Collected data entries
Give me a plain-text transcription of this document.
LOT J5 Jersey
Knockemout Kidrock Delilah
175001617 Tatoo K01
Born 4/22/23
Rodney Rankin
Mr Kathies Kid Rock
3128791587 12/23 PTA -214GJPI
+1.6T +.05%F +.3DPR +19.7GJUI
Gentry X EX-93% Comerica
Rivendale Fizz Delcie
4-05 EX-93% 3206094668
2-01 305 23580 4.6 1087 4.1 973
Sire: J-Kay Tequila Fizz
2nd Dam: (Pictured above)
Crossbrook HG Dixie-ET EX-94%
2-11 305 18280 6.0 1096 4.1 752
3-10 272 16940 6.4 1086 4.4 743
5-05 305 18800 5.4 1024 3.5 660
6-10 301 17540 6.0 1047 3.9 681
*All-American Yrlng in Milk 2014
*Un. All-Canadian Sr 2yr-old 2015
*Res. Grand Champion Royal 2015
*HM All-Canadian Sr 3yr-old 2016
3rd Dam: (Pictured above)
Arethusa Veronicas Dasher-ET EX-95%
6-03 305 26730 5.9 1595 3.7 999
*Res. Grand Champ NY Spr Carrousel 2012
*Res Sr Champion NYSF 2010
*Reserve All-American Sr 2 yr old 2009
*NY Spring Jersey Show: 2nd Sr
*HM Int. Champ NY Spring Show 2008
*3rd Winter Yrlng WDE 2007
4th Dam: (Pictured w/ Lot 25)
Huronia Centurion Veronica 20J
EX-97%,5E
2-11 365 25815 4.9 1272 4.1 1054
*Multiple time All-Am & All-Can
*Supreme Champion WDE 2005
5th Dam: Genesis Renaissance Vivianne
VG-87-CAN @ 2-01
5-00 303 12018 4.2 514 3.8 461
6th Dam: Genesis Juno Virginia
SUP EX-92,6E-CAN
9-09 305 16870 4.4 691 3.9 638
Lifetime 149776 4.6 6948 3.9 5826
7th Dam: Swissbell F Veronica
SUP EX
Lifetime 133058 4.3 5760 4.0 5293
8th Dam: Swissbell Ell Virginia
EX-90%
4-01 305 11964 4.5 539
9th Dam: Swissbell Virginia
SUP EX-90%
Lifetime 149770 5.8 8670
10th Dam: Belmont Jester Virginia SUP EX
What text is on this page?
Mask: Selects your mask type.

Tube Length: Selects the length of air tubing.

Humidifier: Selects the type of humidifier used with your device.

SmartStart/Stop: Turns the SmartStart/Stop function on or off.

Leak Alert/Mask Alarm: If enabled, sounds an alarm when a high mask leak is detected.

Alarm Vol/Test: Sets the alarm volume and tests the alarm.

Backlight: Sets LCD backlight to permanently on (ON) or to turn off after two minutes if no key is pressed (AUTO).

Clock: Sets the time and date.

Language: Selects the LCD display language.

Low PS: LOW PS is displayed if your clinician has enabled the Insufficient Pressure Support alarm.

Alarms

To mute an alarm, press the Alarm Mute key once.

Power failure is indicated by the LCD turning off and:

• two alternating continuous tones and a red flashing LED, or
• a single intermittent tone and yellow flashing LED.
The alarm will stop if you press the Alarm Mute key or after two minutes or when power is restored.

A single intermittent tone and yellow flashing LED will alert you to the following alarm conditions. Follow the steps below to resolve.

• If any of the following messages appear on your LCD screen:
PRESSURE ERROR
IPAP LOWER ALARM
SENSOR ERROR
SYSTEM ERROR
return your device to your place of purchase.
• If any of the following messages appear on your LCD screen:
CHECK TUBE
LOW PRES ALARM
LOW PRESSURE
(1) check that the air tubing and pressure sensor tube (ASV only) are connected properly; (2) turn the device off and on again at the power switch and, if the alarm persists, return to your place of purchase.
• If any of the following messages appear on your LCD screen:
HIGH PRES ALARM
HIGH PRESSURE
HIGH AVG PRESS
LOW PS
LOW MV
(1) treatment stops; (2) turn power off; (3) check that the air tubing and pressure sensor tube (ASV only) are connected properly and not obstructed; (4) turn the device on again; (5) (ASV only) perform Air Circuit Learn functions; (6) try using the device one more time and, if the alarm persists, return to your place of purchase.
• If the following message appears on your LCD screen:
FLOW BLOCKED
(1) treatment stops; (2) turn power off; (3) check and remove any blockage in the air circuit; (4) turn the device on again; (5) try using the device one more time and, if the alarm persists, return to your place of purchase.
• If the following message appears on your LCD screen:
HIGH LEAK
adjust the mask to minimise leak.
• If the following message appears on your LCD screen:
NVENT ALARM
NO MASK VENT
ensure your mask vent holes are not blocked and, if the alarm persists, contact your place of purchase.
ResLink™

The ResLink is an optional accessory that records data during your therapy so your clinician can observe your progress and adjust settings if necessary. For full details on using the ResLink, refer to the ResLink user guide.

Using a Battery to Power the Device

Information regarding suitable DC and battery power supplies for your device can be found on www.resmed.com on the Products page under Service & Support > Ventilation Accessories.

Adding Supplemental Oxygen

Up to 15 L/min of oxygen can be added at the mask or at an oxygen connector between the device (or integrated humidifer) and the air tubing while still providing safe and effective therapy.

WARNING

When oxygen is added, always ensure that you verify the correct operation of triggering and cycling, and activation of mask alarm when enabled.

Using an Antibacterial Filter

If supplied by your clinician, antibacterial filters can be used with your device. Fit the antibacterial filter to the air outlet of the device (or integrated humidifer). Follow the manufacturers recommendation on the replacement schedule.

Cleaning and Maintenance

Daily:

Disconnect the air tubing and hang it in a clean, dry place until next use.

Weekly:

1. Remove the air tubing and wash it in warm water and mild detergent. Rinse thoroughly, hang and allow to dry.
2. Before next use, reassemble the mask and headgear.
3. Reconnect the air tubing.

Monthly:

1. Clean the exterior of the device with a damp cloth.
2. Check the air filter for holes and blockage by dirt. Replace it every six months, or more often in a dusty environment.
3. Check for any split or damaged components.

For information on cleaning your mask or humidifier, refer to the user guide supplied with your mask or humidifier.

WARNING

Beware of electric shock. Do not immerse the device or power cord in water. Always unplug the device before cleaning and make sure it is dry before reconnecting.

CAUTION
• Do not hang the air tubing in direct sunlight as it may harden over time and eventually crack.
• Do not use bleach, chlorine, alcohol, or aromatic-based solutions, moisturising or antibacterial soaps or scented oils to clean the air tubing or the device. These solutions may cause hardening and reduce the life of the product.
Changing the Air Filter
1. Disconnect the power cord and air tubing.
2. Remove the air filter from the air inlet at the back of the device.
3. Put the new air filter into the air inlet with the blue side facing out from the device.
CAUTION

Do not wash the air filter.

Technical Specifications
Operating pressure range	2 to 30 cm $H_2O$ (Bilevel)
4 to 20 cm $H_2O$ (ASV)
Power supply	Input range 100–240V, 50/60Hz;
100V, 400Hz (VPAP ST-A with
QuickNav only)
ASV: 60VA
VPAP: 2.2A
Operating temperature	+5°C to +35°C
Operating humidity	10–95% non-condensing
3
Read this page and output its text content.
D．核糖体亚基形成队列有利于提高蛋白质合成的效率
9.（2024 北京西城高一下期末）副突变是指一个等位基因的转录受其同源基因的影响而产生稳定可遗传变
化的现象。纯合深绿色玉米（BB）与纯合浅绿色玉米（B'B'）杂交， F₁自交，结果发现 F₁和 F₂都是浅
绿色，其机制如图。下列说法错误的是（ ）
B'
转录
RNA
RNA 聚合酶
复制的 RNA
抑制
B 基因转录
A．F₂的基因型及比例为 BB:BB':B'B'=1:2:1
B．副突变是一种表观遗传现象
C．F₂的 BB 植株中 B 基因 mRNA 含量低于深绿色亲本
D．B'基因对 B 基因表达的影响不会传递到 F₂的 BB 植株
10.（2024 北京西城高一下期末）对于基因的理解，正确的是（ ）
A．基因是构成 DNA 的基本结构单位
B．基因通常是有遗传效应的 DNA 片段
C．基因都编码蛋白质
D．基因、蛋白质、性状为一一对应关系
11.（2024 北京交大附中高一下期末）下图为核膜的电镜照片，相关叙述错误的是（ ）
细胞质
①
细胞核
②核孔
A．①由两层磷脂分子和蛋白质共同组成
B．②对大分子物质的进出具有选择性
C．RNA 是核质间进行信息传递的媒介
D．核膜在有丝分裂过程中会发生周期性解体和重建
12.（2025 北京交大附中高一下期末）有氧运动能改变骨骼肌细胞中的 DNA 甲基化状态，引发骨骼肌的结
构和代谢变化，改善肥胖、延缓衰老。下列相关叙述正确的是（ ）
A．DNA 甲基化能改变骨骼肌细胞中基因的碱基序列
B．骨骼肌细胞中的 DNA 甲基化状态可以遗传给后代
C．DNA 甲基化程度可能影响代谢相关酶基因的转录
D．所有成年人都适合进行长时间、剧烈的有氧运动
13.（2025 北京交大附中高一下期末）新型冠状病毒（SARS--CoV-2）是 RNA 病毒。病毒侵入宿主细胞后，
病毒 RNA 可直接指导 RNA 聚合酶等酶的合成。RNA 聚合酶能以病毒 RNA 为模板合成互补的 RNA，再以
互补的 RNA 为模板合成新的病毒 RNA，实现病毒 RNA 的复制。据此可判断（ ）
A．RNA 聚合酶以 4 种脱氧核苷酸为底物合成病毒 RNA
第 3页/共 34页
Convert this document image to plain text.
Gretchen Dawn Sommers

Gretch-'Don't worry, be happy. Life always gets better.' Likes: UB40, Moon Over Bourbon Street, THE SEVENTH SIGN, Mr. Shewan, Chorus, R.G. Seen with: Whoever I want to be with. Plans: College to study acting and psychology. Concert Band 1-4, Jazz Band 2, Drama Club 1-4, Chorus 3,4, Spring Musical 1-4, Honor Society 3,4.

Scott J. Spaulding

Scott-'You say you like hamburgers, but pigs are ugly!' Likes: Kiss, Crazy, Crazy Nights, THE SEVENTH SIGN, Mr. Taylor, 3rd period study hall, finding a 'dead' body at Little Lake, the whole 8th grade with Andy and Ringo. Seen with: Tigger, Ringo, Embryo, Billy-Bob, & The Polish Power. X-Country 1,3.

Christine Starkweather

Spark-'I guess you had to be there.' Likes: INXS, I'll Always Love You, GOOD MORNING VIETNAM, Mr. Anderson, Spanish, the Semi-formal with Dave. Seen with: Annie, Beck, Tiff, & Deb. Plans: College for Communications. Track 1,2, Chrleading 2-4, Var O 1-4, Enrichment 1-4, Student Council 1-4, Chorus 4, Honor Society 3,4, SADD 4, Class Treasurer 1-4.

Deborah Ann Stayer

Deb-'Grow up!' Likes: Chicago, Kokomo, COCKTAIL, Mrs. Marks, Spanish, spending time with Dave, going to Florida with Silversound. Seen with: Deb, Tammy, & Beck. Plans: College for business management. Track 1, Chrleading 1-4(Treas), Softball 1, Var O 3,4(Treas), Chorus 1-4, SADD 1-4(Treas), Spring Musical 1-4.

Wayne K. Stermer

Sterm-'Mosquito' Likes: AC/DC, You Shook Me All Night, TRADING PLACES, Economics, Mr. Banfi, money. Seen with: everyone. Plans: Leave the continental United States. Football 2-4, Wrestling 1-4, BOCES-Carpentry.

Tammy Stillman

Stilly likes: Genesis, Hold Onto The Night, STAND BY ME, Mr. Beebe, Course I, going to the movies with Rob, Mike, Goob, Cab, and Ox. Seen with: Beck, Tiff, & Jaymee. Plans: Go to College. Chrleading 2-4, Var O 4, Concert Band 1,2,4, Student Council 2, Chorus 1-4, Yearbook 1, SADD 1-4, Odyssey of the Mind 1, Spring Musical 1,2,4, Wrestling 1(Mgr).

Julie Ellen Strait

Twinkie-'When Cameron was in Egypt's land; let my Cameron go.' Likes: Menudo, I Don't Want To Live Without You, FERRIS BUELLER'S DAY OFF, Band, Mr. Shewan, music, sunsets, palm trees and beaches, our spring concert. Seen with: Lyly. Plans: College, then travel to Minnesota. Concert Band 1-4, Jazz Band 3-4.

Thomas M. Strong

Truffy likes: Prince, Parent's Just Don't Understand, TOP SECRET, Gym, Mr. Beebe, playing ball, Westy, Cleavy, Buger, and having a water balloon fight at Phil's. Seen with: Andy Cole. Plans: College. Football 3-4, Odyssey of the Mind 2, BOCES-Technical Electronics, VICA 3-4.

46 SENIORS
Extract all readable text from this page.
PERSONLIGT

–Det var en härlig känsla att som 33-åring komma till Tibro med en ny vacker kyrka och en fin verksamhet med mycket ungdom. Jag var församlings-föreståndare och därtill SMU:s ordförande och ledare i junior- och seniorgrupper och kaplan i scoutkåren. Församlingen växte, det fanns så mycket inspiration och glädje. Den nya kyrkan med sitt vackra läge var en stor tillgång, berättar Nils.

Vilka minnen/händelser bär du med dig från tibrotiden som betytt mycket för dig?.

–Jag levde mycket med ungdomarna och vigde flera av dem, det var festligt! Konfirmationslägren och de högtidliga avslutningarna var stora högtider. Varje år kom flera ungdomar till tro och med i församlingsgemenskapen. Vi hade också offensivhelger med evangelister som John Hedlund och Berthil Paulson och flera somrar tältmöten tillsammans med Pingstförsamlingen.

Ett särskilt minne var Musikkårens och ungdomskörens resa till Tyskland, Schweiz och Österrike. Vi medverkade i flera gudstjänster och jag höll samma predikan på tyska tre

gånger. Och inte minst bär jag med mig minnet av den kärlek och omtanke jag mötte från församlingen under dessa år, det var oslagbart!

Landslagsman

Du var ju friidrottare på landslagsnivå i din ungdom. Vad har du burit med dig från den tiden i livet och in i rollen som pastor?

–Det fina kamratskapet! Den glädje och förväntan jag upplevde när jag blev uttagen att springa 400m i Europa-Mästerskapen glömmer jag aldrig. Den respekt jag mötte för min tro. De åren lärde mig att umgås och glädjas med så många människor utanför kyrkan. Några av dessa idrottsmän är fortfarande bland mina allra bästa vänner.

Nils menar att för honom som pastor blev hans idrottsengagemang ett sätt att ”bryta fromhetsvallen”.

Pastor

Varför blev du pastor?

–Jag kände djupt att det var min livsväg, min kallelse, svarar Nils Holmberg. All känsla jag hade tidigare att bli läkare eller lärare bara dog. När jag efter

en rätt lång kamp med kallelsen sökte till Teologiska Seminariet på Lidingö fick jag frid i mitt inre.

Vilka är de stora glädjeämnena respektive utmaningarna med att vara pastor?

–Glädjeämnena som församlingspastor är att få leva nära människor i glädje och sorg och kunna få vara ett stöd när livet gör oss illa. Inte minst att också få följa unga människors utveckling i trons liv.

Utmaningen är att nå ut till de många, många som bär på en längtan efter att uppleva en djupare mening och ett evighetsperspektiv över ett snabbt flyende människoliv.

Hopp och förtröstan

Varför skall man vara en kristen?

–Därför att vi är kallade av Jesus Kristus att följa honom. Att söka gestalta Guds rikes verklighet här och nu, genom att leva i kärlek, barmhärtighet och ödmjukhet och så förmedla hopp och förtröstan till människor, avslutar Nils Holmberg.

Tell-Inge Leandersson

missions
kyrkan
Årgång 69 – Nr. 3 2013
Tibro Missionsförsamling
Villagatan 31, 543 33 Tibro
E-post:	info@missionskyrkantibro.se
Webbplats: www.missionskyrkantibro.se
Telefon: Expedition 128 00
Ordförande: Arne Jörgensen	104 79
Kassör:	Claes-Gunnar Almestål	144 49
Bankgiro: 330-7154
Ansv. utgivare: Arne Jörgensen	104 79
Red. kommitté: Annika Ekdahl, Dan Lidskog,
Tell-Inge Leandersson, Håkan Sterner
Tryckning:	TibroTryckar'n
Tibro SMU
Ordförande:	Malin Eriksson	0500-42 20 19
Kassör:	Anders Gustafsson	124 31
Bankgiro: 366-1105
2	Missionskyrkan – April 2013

Problem details:
The required answer is each line of the entries containing the string "Yrlng".

Response to the task:
*All-American Yrlng in Milk 2014
*3rd Winter Yrlng WDE 2007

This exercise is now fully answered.